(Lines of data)
=-=-=-=-=

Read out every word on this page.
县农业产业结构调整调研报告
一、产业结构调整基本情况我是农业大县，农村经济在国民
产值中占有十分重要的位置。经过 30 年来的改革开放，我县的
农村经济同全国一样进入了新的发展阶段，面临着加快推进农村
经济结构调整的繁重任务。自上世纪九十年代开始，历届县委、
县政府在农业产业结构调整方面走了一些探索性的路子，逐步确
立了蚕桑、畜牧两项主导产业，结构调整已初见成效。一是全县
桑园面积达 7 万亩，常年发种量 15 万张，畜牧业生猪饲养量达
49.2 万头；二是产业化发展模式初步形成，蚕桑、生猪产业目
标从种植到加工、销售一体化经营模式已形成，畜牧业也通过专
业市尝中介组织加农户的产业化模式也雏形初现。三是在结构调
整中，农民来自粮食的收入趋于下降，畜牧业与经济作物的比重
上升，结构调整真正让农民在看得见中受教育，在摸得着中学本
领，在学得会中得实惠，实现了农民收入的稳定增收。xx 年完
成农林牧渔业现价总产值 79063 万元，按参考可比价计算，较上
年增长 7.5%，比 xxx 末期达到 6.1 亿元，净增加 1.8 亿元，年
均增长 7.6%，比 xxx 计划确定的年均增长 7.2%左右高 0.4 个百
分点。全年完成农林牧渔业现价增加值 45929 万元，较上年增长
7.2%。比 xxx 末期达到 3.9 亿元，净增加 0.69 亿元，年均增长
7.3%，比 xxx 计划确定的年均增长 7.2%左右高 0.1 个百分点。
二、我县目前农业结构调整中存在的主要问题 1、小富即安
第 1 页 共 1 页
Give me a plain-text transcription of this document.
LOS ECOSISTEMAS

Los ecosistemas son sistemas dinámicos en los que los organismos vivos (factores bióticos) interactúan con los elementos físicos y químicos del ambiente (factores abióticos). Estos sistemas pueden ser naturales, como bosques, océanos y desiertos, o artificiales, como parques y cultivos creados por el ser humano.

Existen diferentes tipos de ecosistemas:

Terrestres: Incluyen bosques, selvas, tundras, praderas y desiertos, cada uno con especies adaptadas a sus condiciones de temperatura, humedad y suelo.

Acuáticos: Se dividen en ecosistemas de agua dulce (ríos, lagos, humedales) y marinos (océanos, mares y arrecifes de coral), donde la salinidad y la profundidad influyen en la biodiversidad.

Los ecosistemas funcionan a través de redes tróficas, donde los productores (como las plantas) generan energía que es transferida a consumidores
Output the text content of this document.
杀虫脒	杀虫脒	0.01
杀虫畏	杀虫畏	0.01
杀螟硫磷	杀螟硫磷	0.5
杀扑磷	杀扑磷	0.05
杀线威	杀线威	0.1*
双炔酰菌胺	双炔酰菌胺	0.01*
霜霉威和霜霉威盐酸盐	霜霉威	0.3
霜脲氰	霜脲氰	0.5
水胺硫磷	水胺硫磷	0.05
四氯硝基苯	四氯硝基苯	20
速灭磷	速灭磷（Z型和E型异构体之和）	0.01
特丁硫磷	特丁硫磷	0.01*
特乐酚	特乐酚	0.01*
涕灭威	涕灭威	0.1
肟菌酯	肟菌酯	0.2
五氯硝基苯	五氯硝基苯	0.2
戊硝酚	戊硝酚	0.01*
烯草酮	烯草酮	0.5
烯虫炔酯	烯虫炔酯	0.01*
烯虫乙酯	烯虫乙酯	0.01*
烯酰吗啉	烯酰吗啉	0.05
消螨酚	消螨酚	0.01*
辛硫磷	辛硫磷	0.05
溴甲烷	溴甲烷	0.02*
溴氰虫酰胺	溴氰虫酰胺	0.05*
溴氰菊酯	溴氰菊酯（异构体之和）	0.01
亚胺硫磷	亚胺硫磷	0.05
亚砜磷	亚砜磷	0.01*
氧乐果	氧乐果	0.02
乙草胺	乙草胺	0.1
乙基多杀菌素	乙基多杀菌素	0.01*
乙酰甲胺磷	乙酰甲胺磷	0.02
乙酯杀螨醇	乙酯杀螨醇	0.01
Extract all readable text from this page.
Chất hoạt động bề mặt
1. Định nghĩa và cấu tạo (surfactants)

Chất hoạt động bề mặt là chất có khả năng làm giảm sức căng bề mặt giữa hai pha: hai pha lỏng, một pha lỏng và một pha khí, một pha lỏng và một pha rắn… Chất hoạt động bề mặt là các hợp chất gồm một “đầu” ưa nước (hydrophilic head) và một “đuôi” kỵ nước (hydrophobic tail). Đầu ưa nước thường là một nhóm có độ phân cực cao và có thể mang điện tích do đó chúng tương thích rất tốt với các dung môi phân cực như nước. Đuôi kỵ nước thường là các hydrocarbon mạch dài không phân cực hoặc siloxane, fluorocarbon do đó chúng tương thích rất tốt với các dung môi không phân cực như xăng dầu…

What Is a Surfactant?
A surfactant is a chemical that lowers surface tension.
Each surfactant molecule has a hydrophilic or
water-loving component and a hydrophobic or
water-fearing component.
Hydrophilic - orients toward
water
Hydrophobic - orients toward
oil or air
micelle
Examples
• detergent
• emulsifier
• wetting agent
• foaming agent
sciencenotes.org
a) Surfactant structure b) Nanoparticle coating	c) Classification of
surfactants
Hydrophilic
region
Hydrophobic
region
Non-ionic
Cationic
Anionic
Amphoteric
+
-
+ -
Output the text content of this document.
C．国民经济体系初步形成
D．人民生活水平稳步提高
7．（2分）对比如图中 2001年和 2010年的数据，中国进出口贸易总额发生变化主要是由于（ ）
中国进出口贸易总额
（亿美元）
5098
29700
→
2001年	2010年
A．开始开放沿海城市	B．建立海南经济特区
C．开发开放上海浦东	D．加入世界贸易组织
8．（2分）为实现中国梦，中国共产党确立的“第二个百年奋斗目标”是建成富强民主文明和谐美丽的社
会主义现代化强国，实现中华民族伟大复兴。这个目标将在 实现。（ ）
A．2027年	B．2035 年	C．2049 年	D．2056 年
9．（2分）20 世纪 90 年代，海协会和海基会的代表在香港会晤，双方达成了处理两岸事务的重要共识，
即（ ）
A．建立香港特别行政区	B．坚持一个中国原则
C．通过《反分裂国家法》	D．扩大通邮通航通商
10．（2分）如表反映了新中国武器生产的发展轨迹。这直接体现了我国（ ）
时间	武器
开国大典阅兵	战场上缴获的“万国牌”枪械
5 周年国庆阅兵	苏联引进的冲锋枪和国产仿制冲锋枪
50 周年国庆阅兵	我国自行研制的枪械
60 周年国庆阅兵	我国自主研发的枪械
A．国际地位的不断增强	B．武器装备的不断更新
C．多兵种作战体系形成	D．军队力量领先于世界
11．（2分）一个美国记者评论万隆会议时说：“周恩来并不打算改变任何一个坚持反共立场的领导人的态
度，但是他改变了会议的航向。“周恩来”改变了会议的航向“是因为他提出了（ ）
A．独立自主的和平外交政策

=-=-=-=-=

**Exercise instructions:**
In this exercise, repeat all entries exactly.

**Task output:**
Read out every word on this page.
县农业产业结构调整调研报告
一、产业结构调整基本情况我是农业大县，农村经济在国民
产值中占有十分重要的位置。经过 30 年来的改革开放，我县的
农村经济同全国一样进入了新的发展阶段，面临着加快推进农村
经济结构调整的繁重任务。自上世纪九十年代开始，历届县委、
县政府在农业产业结构调整方面走了一些探索性的路子，逐步确
立了蚕桑、畜牧两项主导产业，结构调整已初见成效。一是全县
桑园面积达 7 万亩，常年发种量 15 万张，畜牧业生猪饲养量达
49.2 万头；二是产业化发展模式初步形成，蚕桑、生猪产业目
标从种植到加工、销售一体化经营模式已形成，畜牧业也通过专
业市尝中介组织加农户的产业化模式也雏形初现。三是在结构调
整中，农民来自粮食的收入趋于下降，畜牧业与经济作物的比重
上升，结构调整真正让农民在看得见中受教育，在摸得着中学本
领，在学得会中得实惠，实现了农民收入的稳定增收。xx 年完
成农林牧渔业现价总产值 79063 万元，按参考可比价计算，较上
年增长 7.5%，比 xxx 末期达到 6.1 亿元，净增加 1.8 亿元，年
均增长 7.6%，比 xxx 计划确定的年均增长 7.2%左右高 0.4 个百
分点。全年完成农林牧渔业现价增加值 45929 万元，较上年增长
7.2%。比 xxx 末期达到 3.9 亿元，净增加 0.69 亿元，年均增长
7.3%，比 xxx 计划确定的年均增长 7.2%左右高 0.1 个百分点。
二、我县目前农业结构调整中存在的主要问题 1、小富即安
第 1 页 共 1 页
Give me a plain-text transcription of this document.
LOS ECOSISTEMAS

Los ecosistemas son sistemas dinámicos en los que los organismos vivos (factores bióticos) interactúan con los elementos físicos y químicos del ambiente (factores abióticos). Estos sistemas pueden ser naturales, como bosques, océanos y desiertos, o artificiales, como parques y cultivos creados por el ser humano.

Existen diferentes tipos de ecosistemas:

Terrestres: Incluyen bosques, selvas, tundras, praderas y desiertos, cada uno con especies adaptadas a sus condiciones de temperatura, humedad y suelo.

Acuáticos: Se dividen en ecosistemas de agua dulce (ríos, lagos, humedales) y marinos (océanos, mares y arrecifes de coral), donde la salinidad y la profundidad influyen en la biodiversidad.

Los ecosistemas funcionan a través de redes tróficas, donde los productores (como las plantas) generan energía que es transferida a consumidores
Output the text content of this document.
杀虫脒	杀虫脒	0.01
杀虫畏	杀虫畏	0.01
杀螟硫磷	杀螟硫磷	0.5
杀扑磷	杀扑磷	0.05
杀线威	杀线威	0.1*
双炔酰菌胺	双炔酰菌胺	0.01*
霜霉威和霜霉威盐酸盐	霜霉威	0.3
霜脲氰	霜脲氰	0.5
水胺硫磷	水胺硫磷	0.05
四氯硝基苯	四氯硝基苯	20
速灭磷	速灭磷（Z型和E型异构体之和）	0.01
特丁硫磷	特丁硫磷	0.01*
特乐酚	特乐酚	0.01*
涕灭威	涕灭威	0.1
肟菌酯	肟菌酯	0.2
五氯硝基苯	五氯硝基苯	0.2
戊硝酚	戊硝酚	0.01*
烯草酮	烯草酮	0.5
烯虫炔酯	烯虫炔酯	0.01*
烯虫乙酯	烯虫乙酯	0.01*
烯酰吗啉	烯酰吗啉	0.05
消螨酚	消螨酚	0.01*
辛硫磷	辛硫磷	0.05
溴甲烷	溴甲烷	0.02*
溴氰虫酰胺	溴氰虫酰胺	0.05*
溴氰菊酯	溴氰菊酯（异构体之和）	0.01
亚胺硫磷	亚胺硫磷	0.05
亚砜磷	亚砜磷	0.01*
氧乐果	氧乐果	0.02
乙草胺	乙草胺	0.1
乙基多杀菌素	乙基多杀菌素	0.01*
乙酰甲胺磷	乙酰甲胺磷	0.02
乙酯杀螨醇	乙酯杀螨醇	0.01
Extract all readable text from this page.
Chất hoạt động bề mặt
1. Định nghĩa và cấu tạo (surfactants)

Chất hoạt động bề mặt là chất có khả năng làm giảm sức căng bề mặt giữa hai pha: hai pha lỏng, một pha lỏng và một pha khí, một pha lỏng và một pha rắn… Chất hoạt động bề mặt là các hợp chất gồm một “đầu” ưa nước (hydrophilic head) và một “đuôi” kỵ nước (hydrophobic tail). Đầu ưa nước thường là một nhóm có độ phân cực cao và có thể mang điện tích do đó chúng tương thích rất tốt với các dung môi phân cực như nước. Đuôi kỵ nước thường là các hydrocarbon mạch dài không phân cực hoặc siloxane, fluorocarbon do đó chúng tương thích rất tốt với các dung môi không phân cực như xăng dầu…

What Is a Surfactant?
A surfactant is a chemical that lowers surface tension.
Each surfactant molecule has a hydrophilic or
water-loving component and a hydrophobic or
water-fearing component.
Hydrophilic - orients toward
water
Hydrophobic - orients toward
oil or air
micelle
Examples
• detergent
• emulsifier
• wetting agent
• foaming agent
sciencenotes.org
a) Surfactant structure b) Nanoparticle coating	c) Classification of
surfactants
Hydrophilic
region
Hydrophobic
region
Non-ionic
Cationic
Anionic
Amphoteric
+
-
+ -
Output the text content of this document.
C．国民经济体系初步形成
D．人民生活水平稳步提高
7．（2分）对比如图中 2001年和 2010年的数据，中国进出口贸易总额发生变化主要是由于（ ）
中国进出口贸易总额
（亿美元）
5098
29700
→
2001年	2010年
A．开始开放沿海城市	B．建立海南经济特区
C．开发开放上海浦东	D．加入世界贸易组织
8．（2分）为实现中国梦，中国共产党确立的“第二个百年奋斗目标”是建成富强民主文明和谐美丽的社
会主义现代化强国，实现中华民族伟大复兴。这个目标将在 实现。（ ）
A．2027年	B．2035 年	C．2049 年	D．2056 年
9．（2分）20 世纪 90 年代，海协会和海基会的代表在香港会晤，双方达成了处理两岸事务的重要共识，
即（ ）
A．建立香港特别行政区	B．坚持一个中国原则
C．通过《反分裂国家法》	D．扩大通邮通航通商
10．（2分）如表反映了新中国武器生产的发展轨迹。这直接体现了我国（ ）
时间	武器
开国大典阅兵	战场上缴获的“万国牌”枪械
5 周年国庆阅兵	苏联引进的冲锋枪和国产仿制冲锋枪
50 周年国庆阅兵	我国自行研制的枪械
60 周年国庆阅兵	我国自主研发的枪械
A．国际地位的不断增强	B．武器装备的不断更新
C．多兵种作战体系形成	D．军队力量领先于世界
11．（2分）一个美国记者评论万隆会议时说：“周恩来并不打算改变任何一个坚持反共立场的领导人的态
度，但是他改变了会议的航向。“周恩来”改变了会议的航向“是因为他提出了（ ）
A．独立自主的和平外交政策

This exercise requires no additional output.